What is expected: Work through the following lines and count those that hold the word "JSON". Reply with that number only.

Items from a data source:
********

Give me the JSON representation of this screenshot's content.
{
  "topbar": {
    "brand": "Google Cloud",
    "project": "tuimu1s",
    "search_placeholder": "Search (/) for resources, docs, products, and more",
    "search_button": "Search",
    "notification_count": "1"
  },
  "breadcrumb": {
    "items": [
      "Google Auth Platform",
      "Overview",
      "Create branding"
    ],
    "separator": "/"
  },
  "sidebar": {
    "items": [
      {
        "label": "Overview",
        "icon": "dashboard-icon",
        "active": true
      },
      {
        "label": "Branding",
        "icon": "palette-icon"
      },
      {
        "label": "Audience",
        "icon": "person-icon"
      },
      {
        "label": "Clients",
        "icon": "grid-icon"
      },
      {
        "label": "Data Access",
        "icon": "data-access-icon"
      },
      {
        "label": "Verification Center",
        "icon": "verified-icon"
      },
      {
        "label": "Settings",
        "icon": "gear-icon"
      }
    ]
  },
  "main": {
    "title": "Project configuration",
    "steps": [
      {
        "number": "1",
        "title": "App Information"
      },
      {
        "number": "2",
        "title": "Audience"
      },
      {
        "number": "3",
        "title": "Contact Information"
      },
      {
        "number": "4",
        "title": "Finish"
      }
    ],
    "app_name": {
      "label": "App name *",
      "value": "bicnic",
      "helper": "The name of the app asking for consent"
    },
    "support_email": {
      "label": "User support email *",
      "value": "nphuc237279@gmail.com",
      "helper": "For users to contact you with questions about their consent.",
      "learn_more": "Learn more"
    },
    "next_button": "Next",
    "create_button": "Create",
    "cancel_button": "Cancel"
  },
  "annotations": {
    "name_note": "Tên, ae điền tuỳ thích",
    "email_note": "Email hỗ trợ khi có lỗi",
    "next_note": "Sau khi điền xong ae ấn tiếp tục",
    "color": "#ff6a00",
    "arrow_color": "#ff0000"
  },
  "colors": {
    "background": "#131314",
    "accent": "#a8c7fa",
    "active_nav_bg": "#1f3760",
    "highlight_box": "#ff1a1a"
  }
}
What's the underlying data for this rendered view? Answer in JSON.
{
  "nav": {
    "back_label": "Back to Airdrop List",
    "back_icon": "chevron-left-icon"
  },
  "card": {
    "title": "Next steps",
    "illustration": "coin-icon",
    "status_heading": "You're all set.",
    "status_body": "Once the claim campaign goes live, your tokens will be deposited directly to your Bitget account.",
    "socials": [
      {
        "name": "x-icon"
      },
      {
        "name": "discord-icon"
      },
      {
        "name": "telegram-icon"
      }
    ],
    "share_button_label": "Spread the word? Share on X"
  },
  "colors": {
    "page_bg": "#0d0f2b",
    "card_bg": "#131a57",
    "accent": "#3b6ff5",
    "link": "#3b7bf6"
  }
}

********

Task response: 2